(Stored entries)
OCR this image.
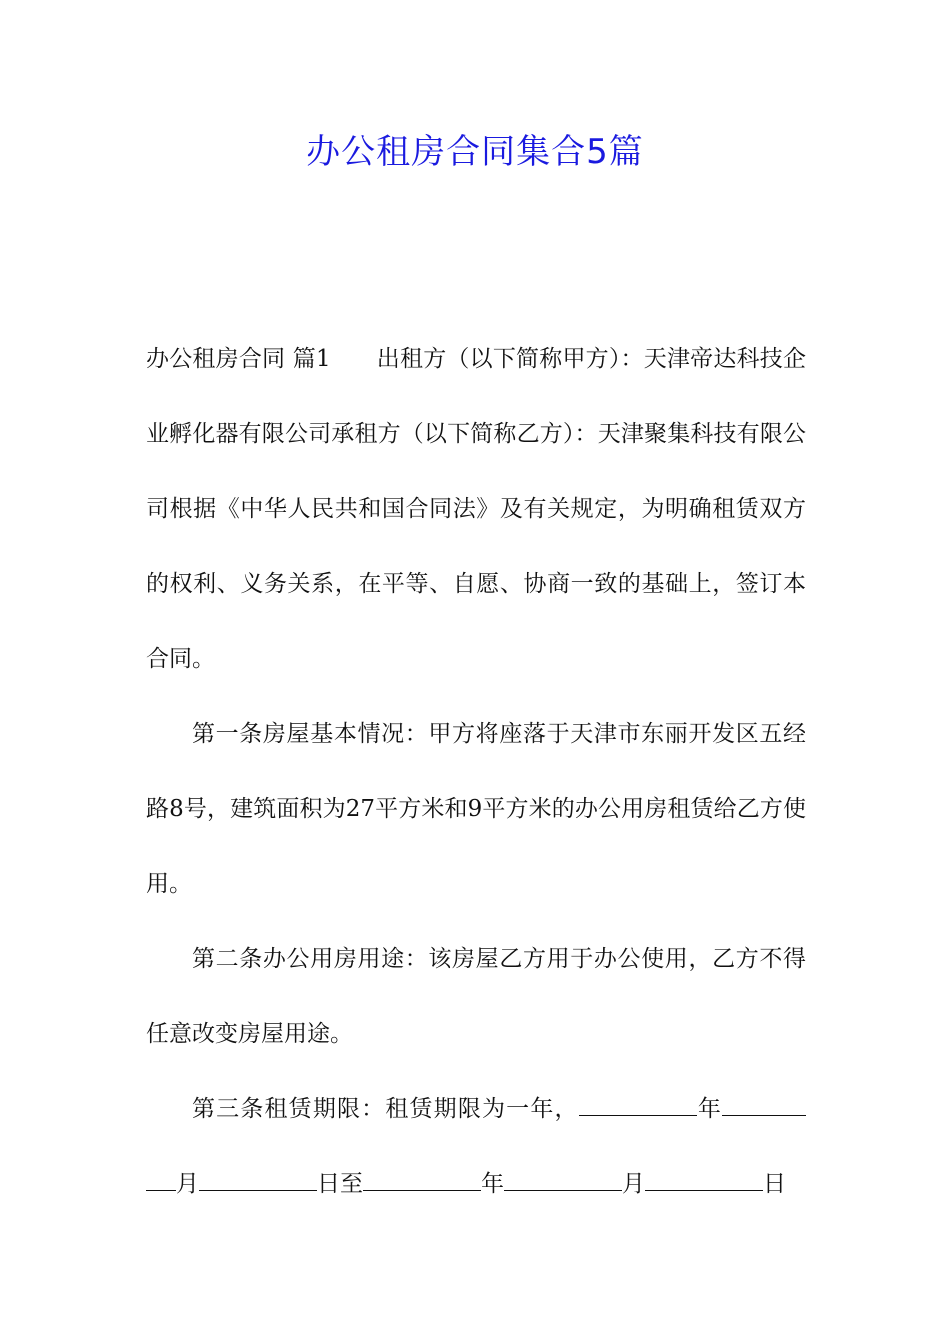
办公租房合同集合5篇

办公租房合同 篇1 出租方（以下简称甲方）：天津帝达科技企业孵化器有限公司承租方（以下简称乙方）：天津聚集科技有限公司根据《中华人民共和国合同法》及有关规定，为明确租赁双方的权利、义务关系，在平等、自愿、协商一致的基础上，签订本合同。

第一条房屋基本情况：甲方将座落于天津市东丽开发区五经路8号，建筑面积为27平方米和9平方米的办公用房租赁给乙方使用。

第二条办公用房用途：该房屋乙方用于办公使用，乙方不得任意改变房屋用途。

第三条租赁期限：租赁期限为一年，	年月	日至	年	月	日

> [What needs to be done]
Quote the records above in full, dropping each picture.

> [Reply]
OCR this image.
办公租房合同集合5篇

办公租房合同 篇1 出租方（以下简称甲方）：天津帝达科技企业孵化器有限公司承租方（以下简称乙方）：天津聚集科技有限公司根据《中华人民共和国合同法》及有关规定，为明确租赁双方的权利、义务关系，在平等、自愿、协商一致的基础上，签订本合同。

第一条房屋基本情况：甲方将座落于天津市东丽开发区五经路8号，建筑面积为27平方米和9平方米的办公用房租赁给乙方使用。

第二条办公用房用途：该房屋乙方用于办公使用，乙方不得任意改变房屋用途。

第三条租赁期限：租赁期限为一年，	年月	日至	年	月	日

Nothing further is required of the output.